> **Problems and tasks**:
A. In the Kelly Moran interview, who does Moran say inverted the tropes of black metal into her own form of transcendental black metal?
B. Transcribe the part of the Kelly Moran interview starting with "Dominick Fernow portrait" and going on through "in music theory?".

Source extract START

DF: The opening credits to Regarding Henry.
Dominick Fernow portrait by Sven Marquardt
Dominick Fernow Interviews Kelly Moran
The vast atmospheric collision of your production connects to a lineage of modern classical and avant-garde electronics – anything from Arvo Pärt to Donato Dozzy to Maria Chavez and Raymond Dijkstra, but the production stands in contrast with the extreme maximal/minimalist abyss of massive drones punctured with crystalline broken melodies. Is genre obsolete or a necessary point of departure? As music genres become less and less defined by audiences, is it intent that matters to a performer? Is it skill? Do you have an audience in mind for your work or is it coming from the interior world, or is it an academic deconstruction in response to your background in music theory?
Kelly Moran: I personally think that studying genre can be very useful for finding ways to deviate from it. Remember how much chaos Hunter Hunt-Hendrix caused when she inverted the tropes of black metal into her own form of transcendental black metal? It upset a lot of people, but I thought it was a brilliant concept in its own right. That was something that was emphasised in my training from a young age – it’s good to study the traditional path because you can always depart from it while building on the lessons you learned from it. I think it’s how we can transform tropes and aesthetics associated with established genres and synthesise them into something new. I don’t think about audiences when I write my work, though. When I was in academia, I used to feel insecure that my music wasn’t complex or lofty enough – almost that it was too poppy or accessible, and of course now as an artist I’m often shoehorned into the “experimentalist” category, so people will always perceive you differently based on their own projections. You can’t think about audience, it will inhibit you if you are thinking about pleasing others. You need to do it for yourself first.

Source extract END
Extracted information START

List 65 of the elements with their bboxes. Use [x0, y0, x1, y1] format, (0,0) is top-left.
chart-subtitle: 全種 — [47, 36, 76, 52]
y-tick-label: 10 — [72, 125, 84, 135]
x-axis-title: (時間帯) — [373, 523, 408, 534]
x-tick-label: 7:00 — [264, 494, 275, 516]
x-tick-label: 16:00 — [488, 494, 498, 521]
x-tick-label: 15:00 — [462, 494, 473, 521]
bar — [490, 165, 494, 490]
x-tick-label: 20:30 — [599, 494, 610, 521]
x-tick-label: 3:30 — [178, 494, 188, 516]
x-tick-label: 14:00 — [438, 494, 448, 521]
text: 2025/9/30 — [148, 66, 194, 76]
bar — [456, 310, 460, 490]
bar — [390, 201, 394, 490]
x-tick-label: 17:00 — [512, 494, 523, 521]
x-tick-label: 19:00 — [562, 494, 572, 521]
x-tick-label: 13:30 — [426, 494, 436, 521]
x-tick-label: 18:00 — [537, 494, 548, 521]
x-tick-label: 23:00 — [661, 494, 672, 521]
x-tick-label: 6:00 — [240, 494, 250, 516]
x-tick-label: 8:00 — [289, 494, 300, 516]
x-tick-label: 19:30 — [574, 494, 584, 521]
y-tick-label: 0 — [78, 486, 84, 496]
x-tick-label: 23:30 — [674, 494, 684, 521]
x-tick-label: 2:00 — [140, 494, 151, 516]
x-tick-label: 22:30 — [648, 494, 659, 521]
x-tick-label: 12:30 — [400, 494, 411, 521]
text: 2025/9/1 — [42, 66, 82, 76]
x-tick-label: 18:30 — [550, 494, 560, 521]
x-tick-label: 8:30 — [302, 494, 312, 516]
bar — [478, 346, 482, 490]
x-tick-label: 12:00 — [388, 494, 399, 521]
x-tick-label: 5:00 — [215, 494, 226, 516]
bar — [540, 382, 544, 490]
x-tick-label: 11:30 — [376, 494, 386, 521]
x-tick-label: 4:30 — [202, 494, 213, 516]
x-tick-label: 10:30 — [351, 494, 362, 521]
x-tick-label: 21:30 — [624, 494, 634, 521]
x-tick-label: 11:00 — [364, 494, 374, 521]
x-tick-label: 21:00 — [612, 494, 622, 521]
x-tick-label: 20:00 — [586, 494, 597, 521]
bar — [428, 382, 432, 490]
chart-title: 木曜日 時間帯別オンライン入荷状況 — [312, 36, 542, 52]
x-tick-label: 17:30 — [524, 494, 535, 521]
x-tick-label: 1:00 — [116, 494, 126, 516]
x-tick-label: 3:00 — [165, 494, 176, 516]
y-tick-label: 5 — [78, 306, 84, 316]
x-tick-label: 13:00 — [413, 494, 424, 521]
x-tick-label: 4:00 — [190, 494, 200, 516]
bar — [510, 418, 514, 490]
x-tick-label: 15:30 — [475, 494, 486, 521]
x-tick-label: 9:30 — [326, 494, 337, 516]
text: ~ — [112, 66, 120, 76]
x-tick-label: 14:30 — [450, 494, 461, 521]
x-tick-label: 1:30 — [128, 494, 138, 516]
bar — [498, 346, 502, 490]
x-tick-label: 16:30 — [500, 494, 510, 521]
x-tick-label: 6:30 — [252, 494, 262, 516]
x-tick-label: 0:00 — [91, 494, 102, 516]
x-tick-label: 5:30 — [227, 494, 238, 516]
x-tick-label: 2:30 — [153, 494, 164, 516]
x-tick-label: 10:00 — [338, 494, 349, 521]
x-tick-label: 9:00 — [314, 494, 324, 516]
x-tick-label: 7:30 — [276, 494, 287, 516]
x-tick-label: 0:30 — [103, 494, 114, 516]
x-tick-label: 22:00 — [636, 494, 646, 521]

Extracted information END

> **Solutions to each task**:
A. Hunter Hunt-Hendrix

B.
Dominick Fernow portrait by Sven Marquardt
Dominick Fernow Interviews Kelly Moran
The vast atmospheric collision of your production connects to a lineage of modern classical and avant-garde electronics – anything from Arvo Pärt to Donato Dozzy to Maria Chavez and Raymond Dijkstra, but the production stands in contrast with the extreme maximal/minimalist abyss of massive drones punctured with crystalline broken melodies. Is genre obsolete or a necessary point of departure? As music genres become less and less defined by audiences, is it intent that matters to a performer? Is it skill? Do you have an audience in mind for your work or is it coming from the interior world, or is it an academic deconstruction in response to your background in music theory?